>> Start INPUT

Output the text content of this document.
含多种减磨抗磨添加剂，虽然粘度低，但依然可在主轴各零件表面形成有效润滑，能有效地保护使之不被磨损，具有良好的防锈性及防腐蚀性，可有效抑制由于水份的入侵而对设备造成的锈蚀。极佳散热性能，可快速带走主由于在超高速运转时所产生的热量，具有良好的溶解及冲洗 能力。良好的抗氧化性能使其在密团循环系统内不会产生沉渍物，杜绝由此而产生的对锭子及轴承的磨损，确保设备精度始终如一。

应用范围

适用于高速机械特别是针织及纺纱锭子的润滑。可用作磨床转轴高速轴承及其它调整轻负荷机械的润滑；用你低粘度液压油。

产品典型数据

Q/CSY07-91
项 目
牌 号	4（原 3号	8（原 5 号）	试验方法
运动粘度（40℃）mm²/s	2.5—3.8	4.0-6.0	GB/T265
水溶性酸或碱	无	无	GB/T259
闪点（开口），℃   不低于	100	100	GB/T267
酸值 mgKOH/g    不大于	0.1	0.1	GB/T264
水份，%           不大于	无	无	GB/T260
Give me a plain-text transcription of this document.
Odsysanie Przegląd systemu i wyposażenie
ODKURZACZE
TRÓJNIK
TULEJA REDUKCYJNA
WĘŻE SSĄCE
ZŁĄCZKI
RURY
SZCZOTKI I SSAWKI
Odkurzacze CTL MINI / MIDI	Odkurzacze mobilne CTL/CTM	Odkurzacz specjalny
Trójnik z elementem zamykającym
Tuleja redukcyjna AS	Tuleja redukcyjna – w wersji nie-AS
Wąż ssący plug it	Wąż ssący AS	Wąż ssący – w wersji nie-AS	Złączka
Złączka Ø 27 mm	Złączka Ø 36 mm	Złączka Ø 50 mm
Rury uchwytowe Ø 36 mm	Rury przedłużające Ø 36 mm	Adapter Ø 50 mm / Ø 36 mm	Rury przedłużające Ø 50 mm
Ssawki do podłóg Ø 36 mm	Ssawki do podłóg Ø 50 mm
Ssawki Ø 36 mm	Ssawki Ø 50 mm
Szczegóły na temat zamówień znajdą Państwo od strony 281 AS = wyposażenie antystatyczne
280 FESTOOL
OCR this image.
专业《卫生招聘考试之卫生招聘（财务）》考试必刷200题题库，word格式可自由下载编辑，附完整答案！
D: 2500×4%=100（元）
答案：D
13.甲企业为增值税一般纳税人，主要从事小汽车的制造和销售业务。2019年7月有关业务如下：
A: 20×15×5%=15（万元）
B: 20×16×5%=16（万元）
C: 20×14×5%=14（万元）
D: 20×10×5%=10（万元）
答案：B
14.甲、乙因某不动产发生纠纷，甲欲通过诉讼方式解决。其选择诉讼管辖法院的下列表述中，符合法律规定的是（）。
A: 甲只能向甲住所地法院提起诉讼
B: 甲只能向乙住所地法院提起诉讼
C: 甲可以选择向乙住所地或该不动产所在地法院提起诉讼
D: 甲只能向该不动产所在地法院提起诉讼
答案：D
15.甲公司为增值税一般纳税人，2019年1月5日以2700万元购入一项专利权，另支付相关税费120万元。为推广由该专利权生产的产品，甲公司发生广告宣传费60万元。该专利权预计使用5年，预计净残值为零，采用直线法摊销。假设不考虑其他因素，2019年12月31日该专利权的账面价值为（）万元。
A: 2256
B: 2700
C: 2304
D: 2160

>> End INPUT

-- WHAT TO WORK ON --
Quote every entry exactly.

-- OUTPUT --
Output the text content of this document.
含多种减磨抗磨添加剂，虽然粘度低，但依然可在主轴各零件表面形成有效润滑，能有效地保护使之不被磨损，具有良好的防锈性及防腐蚀性，可有效抑制由于水份的入侵而对设备造成的锈蚀。极佳散热性能，可快速带走主由于在超高速运转时所产生的热量，具有良好的溶解及冲洗 能力。良好的抗氧化性能使其在密团循环系统内不会产生沉渍物，杜绝由此而产生的对锭子及轴承的磨损，确保设备精度始终如一。

应用范围

适用于高速机械特别是针织及纺纱锭子的润滑。可用作磨床转轴高速轴承及其它调整轻负荷机械的润滑；用你低粘度液压油。

产品典型数据

Q/CSY07-91
项 目
牌 号	4（原 3号	8（原 5 号）	试验方法
运动粘度（40℃）mm²/s	2.5—3.8	4.0-6.0	GB/T265
水溶性酸或碱	无	无	GB/T259
闪点（开口），℃   不低于	100	100	GB/T267
酸值 mgKOH/g    不大于	0.1	0.1	GB/T264
水份，%           不大于	无	无	GB/T260
Give me a plain-text transcription of this document.
Odsysanie Przegląd systemu i wyposażenie
ODKURZACZE
TRÓJNIK
TULEJA REDUKCYJNA
WĘŻE SSĄCE
ZŁĄCZKI
RURY
SZCZOTKI I SSAWKI
Odkurzacze CTL MINI / MIDI	Odkurzacze mobilne CTL/CTM	Odkurzacz specjalny
Trójnik z elementem zamykającym
Tuleja redukcyjna AS	Tuleja redukcyjna – w wersji nie-AS
Wąż ssący plug it	Wąż ssący AS	Wąż ssący – w wersji nie-AS	Złączka
Złączka Ø 27 mm	Złączka Ø 36 mm	Złączka Ø 50 mm
Rury uchwytowe Ø 36 mm	Rury przedłużające Ø 36 mm	Adapter Ø 50 mm / Ø 36 mm	Rury przedłużające Ø 50 mm
Ssawki do podłóg Ø 36 mm	Ssawki do podłóg Ø 50 mm
Ssawki Ø 36 mm	Ssawki Ø 50 mm
Szczegóły na temat zamówień znajdą Państwo od strony 281 AS = wyposażenie antystatyczne
280 FESTOOL
OCR this image.
专业《卫生招聘考试之卫生招聘（财务）》考试必刷200题题库，word格式可自由下载编辑，附完整答案！
D: 2500×4%=100（元）
答案：D
13.甲企业为增值税一般纳税人，主要从事小汽车的制造和销售业务。2019年7月有关业务如下：
A: 20×15×5%=15（万元）
B: 20×16×5%=16（万元）
C: 20×14×5%=14（万元）
D: 20×10×5%=10（万元）
答案：B
14.甲、乙因某不动产发生纠纷，甲欲通过诉讼方式解决。其选择诉讼管辖法院的下列表述中，符合法律规定的是（）。
A: 甲只能向甲住所地法院提起诉讼
B: 甲只能向乙住所地法院提起诉讼
C: 甲可以选择向乙住所地或该不动产所在地法院提起诉讼
D: 甲只能向该不动产所在地法院提起诉讼
答案：D
15.甲公司为增值税一般纳税人，2019年1月5日以2700万元购入一项专利权，另支付相关税费120万元。为推广由该专利权生产的产品，甲公司发生广告宣传费60万元。该专利权预计使用5年，预计净残值为零，采用直线法摊销。假设不考虑其他因素，2019年12月31日该专利权的账面价值为（）万元。
A: 2256
B: 2700
C: 2304
D: 2160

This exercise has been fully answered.